__Text to read__.
====
General Linear Model module of the GAMLj suite for jamovi

GALMj version ≥ 2.4.0

The module estimates a general linear model with categorial and/or continuous variables, with options to facilitate estimation ofinteractions, simple slopes, simple effects, etc.


The module can estimate OLS linear models for any combination of categorical and continuous variables, thus providing an easy way for multiple regression, ANOVA, ANCOVA and moderation analysis.


The module provides ANOVA tables and parameters estimates for any estimated model. Effect size indices (eta, partial eta, partial omega, partial epsilon, and beta) are optionally computed.

Variables definition follows jamovi standards, with categorical independent variables defined in Factors and continuous independent variables in Covariates.

Effect size indices are optionally computed by selecting the following options (see Details: GLM effect size indices):

  • beta : standardized regression coefficients. Continuous variables are standardized and categorical ones are contrast coded (-1 0 1) before estimating the parameters.
====
__Supplied data__.
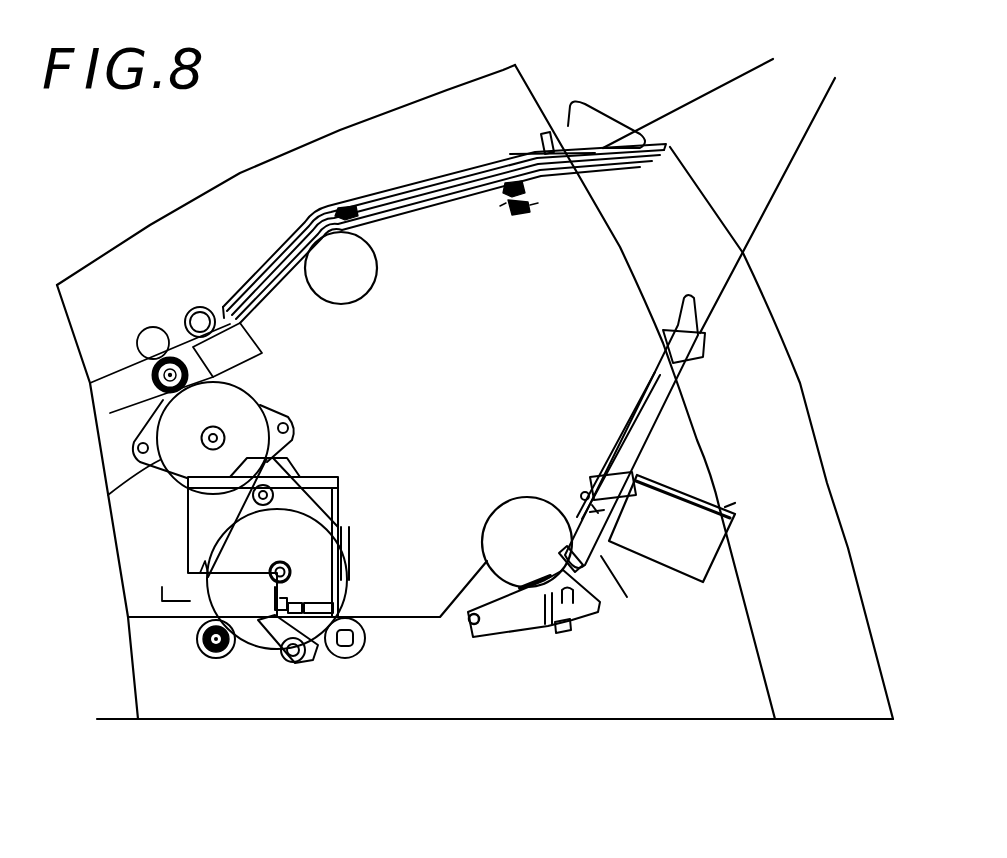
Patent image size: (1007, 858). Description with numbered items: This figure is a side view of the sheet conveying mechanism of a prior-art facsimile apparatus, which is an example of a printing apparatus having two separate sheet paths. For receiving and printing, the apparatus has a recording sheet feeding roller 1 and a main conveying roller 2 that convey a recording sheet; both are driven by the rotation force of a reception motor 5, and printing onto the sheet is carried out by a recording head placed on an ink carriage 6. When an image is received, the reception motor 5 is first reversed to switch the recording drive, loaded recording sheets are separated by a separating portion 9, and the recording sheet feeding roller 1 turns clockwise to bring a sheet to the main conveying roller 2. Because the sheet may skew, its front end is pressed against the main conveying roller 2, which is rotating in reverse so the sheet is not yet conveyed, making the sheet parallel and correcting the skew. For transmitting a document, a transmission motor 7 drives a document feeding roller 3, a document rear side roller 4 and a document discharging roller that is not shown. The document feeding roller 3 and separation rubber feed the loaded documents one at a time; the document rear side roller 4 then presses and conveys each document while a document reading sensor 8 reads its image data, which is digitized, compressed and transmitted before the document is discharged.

The recording sheet feeding roller 1 is at (487, 561).
The main conveying roller 2 is at (348, 640).
The document feeding roller 3 is at (368, 247).
The document rear side roller 4 is at (205, 307).
The reception motor 5 is at (277, 640).
The ink carriage 6 is at (200, 525).
The transmission motor 7 is at (160, 463).
The document reading sensor 8 is at (157, 385).
The separating portion 9 is at (540, 638).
====
__Short problem__.
Answer these questions from the GAMLj general linear model text:
(a) Where are categorical independent variables defined?
(b) Which effect size indices can the module compute?
(c) How are categorical variables coded before the beta coefficients are estimated?

__Final answer__.
(a) In Factors.
(b) Eta, partial eta, partial omega, partial epsilon, and beta.
(c) They are contrast coded (-1 0 1).